* What to produce
Make an exact copy of all the entries below, with the pictures left out.
___ Provided records ___
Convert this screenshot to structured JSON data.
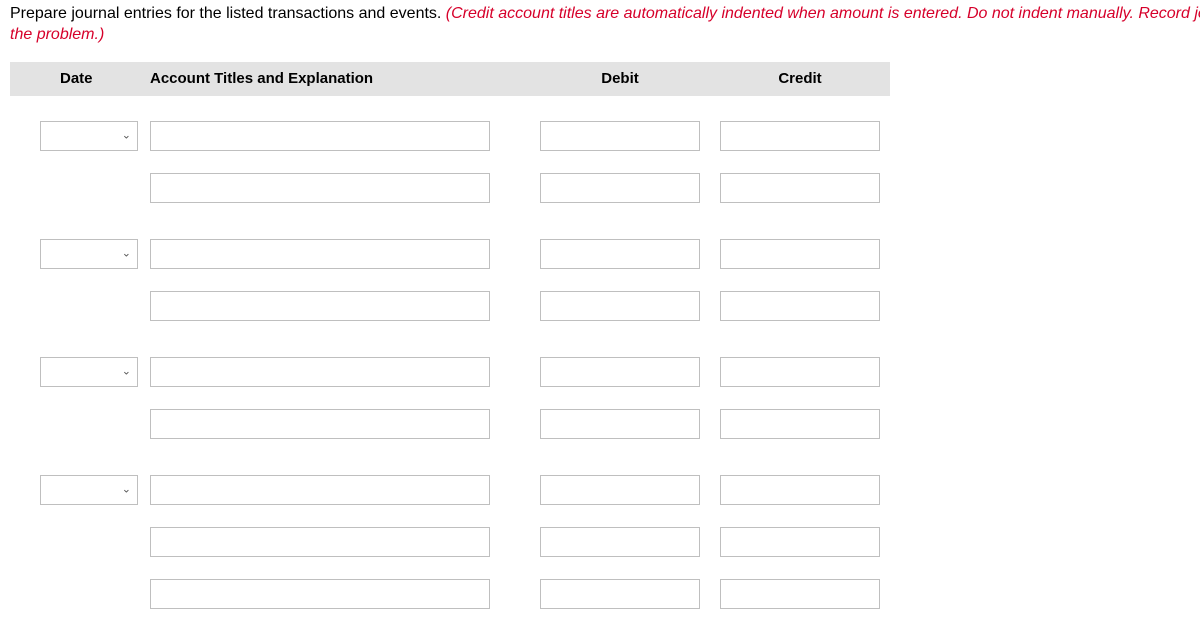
{
  "instructions": {
    "part1_black": "Prepare journal entries for the listed transactions and events. ",
    "part2_red": "(Credit account titles are automatically indented when amount is entered. Do not indent manually. Record journal entries in the order pr",
    "part3_red_line2": "the problem.)"
  },
  "headers": {
    "date": "Date",
    "titles": "Account Titles and Explanation",
    "debit": "Debit",
    "credit": "Credit"
  },
  "rows": [
    {
      "has_date": true,
      "date": "",
      "title": "",
      "debit": "",
      "credit": ""
    },
    {
      "has_date": false,
      "date": "",
      "title": "",
      "debit": "",
      "credit": ""
    },
    {
      "has_date": true,
      "date": "",
      "title": "",
      "debit": "",
      "credit": ""
    },
    {
      "has_date": false,
      "date": "",
      "title": "",
      "debit": "",
      "credit": ""
    },
    {
      "has_date": true,
      "date": "",
      "title": "",
      "debit": "",
      "credit": ""
    },
    {
      "has_date": false,
      "date": "",
      "title": "",
      "debit": "",
      "credit": ""
    },
    {
      "has_date": true,
      "date": "",
      "title": "",
      "debit": "",
      "credit": ""
    },
    {
      "has_date": false,
      "date": "",
      "title": "",
      "debit": "",
      "credit": ""
    },
    {
      "has_date": false,
      "date": "",
      "title": "",
      "debit": "",
      "credit": ""
    }
  ]
}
___
* Final answer
Convert this screenshot to structured JSON data.
{
  "instructions": {
    "part1_black": "Prepare journal entries for the listed transactions and events. ",
    "part2_red": "(Credit account titles are automatically indented when amount is entered. Do not indent manually. Record journal entries in the order pr",
    "part3_red_line2": "the problem.)"
  },
  "headers": {
    "date": "Date",
    "titles": "Account Titles and Explanation",
    "debit": "Debit",
    "credit": "Credit"
  },
  "rows": [
    {
      "has_date": true,
      "date": "",
      "title": "",
      "debit": "",
      "credit": ""
    },
    {
      "has_date": false,
      "date": "",
      "title": "",
      "debit": "",
      "credit": ""
    },
    {
      "has_date": true,
      "date": "",
      "title": "",
      "debit": "",
      "credit": ""
    },
    {
      "has_date": false,
      "date": "",
      "title": "",
      "debit": "",
      "credit": ""
    },
    {
      "has_date": true,
      "date": "",
      "title": "",
      "debit": "",
      "credit": ""
    },
    {
      "has_date": false,
      "date": "",
      "title": "",
      "debit": "",
      "credit": ""
    },
    {
      "has_date": true,
      "date": "",
      "title": "",
      "debit": "",
      "credit": ""
    },
    {
      "has_date": false,
      "date": "",
      "title": "",
      "debit": "",
      "credit": ""
    },
    {
      "has_date": false,
      "date": "",
      "title": "",
      "debit": "",
      "credit": ""
    }
  ]
}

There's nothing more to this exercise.